[BEGIN SUPPLIED MATERIAL]

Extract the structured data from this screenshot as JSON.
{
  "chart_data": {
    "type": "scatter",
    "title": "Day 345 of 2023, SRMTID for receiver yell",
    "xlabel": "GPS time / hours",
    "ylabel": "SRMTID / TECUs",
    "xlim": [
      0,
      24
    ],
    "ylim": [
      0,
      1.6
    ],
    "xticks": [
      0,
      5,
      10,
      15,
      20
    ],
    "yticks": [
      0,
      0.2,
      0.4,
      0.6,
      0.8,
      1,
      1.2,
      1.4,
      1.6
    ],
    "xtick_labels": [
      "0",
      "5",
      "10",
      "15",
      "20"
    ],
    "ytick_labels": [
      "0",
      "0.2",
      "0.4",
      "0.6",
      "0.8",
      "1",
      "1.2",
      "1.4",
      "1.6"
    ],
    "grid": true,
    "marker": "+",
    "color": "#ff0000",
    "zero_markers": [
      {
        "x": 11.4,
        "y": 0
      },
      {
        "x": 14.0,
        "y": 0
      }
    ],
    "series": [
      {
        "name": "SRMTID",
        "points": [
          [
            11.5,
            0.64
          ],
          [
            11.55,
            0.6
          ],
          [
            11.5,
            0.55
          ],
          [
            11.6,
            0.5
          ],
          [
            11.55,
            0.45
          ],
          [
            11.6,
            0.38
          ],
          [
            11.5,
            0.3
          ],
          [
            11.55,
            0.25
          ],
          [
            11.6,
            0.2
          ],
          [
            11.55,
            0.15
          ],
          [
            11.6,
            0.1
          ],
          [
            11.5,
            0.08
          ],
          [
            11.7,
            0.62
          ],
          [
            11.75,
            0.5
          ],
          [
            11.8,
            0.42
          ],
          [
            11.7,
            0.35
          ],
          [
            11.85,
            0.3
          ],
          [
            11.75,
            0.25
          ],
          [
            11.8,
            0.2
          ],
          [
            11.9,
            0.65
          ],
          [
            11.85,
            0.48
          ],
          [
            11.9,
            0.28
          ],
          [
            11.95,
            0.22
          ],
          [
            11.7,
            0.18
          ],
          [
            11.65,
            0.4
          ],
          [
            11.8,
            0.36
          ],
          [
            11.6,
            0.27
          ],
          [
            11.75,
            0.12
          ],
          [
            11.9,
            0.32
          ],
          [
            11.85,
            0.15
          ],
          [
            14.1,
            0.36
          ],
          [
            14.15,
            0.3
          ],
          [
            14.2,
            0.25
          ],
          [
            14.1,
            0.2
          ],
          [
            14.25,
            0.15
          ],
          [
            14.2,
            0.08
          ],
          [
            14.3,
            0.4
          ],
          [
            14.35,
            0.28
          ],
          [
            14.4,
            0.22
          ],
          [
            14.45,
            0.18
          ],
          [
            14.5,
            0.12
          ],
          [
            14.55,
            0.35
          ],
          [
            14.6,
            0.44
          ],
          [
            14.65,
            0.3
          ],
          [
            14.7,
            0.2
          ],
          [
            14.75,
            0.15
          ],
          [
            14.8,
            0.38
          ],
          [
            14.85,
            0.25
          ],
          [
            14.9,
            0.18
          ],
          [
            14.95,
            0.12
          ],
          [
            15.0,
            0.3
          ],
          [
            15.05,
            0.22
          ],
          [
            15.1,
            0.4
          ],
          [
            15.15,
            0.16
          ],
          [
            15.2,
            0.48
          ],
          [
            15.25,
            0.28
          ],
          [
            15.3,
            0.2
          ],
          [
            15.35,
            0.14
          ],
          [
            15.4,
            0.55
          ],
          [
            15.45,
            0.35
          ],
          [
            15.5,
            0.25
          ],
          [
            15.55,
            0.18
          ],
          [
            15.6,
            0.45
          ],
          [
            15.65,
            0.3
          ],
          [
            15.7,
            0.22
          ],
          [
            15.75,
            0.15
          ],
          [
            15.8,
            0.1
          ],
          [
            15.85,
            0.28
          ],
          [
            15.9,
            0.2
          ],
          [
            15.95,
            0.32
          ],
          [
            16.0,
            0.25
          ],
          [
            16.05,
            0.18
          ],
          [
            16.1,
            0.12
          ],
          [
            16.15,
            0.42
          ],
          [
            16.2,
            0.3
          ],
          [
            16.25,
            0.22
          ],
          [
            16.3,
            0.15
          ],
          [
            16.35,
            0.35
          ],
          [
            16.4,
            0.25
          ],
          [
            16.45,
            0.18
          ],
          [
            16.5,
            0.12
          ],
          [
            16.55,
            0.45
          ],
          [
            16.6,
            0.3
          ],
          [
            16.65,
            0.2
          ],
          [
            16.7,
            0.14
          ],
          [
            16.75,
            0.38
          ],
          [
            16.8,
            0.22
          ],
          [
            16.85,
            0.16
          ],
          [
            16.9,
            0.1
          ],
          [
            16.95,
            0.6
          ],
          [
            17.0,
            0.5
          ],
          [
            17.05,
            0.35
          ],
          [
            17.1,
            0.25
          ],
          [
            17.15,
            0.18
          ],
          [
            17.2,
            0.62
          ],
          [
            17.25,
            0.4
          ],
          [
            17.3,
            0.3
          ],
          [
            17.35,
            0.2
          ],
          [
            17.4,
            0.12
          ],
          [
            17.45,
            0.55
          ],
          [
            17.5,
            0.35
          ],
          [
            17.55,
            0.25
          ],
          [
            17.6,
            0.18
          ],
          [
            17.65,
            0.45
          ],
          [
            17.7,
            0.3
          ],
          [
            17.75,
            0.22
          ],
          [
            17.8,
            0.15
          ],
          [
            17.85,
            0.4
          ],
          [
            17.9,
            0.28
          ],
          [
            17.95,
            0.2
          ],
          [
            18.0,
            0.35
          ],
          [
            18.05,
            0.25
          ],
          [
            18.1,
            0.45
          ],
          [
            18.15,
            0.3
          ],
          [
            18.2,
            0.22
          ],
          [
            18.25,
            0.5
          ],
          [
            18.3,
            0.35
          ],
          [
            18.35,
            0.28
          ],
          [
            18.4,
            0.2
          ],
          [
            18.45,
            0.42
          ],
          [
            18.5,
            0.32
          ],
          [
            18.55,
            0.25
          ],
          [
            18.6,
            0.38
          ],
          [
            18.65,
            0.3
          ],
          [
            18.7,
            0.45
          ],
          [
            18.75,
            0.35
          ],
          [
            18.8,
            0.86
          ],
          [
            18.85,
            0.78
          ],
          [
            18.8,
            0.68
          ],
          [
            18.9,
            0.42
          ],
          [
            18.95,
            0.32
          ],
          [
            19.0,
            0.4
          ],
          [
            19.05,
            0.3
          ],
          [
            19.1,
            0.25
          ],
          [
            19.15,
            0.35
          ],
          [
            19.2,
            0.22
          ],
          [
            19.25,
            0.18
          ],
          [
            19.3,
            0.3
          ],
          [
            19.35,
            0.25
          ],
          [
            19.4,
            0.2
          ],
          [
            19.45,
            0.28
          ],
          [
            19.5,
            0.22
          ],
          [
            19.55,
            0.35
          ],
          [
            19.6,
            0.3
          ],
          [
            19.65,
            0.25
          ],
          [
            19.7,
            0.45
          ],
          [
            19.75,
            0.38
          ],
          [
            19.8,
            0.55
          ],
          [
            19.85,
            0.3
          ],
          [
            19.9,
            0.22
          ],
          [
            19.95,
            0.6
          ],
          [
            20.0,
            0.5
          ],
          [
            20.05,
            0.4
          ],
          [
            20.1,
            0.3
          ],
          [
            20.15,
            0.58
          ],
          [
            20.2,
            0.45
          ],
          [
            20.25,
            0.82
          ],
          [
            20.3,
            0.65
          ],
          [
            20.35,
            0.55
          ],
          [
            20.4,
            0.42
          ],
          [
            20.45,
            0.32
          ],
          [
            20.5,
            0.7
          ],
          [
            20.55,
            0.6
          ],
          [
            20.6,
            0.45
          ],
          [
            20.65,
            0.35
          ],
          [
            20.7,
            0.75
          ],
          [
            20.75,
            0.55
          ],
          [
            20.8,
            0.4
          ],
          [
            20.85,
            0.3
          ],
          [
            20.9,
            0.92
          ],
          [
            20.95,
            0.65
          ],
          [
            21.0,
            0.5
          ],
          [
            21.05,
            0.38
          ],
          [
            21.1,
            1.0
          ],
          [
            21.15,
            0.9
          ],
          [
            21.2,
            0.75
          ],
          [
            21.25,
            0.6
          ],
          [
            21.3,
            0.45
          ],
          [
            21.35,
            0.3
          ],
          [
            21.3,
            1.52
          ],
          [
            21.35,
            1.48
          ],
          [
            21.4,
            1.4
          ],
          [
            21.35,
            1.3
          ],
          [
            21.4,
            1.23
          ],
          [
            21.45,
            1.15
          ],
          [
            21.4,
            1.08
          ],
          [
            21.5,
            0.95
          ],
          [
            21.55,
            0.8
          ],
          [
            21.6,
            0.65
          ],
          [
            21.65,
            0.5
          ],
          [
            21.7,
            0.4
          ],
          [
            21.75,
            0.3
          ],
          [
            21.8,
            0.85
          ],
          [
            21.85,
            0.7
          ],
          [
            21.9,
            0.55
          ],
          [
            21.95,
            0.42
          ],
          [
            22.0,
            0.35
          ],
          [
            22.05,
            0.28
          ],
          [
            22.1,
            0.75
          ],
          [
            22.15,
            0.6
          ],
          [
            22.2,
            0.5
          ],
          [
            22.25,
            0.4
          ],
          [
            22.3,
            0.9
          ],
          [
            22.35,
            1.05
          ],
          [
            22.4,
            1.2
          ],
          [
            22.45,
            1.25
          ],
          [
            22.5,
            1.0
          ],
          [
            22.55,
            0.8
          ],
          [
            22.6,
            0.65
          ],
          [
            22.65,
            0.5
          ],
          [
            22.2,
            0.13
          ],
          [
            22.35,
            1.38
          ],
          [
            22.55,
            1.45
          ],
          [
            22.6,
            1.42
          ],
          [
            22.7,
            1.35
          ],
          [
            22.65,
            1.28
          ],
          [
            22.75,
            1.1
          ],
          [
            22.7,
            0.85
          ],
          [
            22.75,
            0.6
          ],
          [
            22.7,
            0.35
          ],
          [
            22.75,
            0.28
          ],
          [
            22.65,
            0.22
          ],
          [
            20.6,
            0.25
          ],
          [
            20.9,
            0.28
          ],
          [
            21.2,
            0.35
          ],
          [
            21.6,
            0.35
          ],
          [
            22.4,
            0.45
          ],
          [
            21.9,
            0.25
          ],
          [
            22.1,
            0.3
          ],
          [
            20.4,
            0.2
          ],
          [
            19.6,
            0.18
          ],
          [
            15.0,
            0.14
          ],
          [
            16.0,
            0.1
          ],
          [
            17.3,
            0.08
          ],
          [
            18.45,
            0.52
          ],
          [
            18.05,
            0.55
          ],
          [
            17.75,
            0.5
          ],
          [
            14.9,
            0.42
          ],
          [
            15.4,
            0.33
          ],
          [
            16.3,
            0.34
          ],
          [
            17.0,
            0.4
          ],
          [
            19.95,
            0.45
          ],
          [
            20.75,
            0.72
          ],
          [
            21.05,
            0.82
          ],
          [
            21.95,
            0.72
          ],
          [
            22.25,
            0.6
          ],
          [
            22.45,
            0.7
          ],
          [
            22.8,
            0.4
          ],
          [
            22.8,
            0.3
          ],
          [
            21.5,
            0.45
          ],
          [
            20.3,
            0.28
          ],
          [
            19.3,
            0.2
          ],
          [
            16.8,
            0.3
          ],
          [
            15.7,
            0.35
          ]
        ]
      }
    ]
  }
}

[END SUPPLIED MATERIAL]

> **DIRECTION**: Pull out every line in the data above that has the word "SRMTID".

> **PROBLEM SOLUTION**:
    "title": "Day 345 of 2023, SRMTID for receiver yell",
    "ylabel": "SRMTID / TECUs",
        "name": "SRMTID",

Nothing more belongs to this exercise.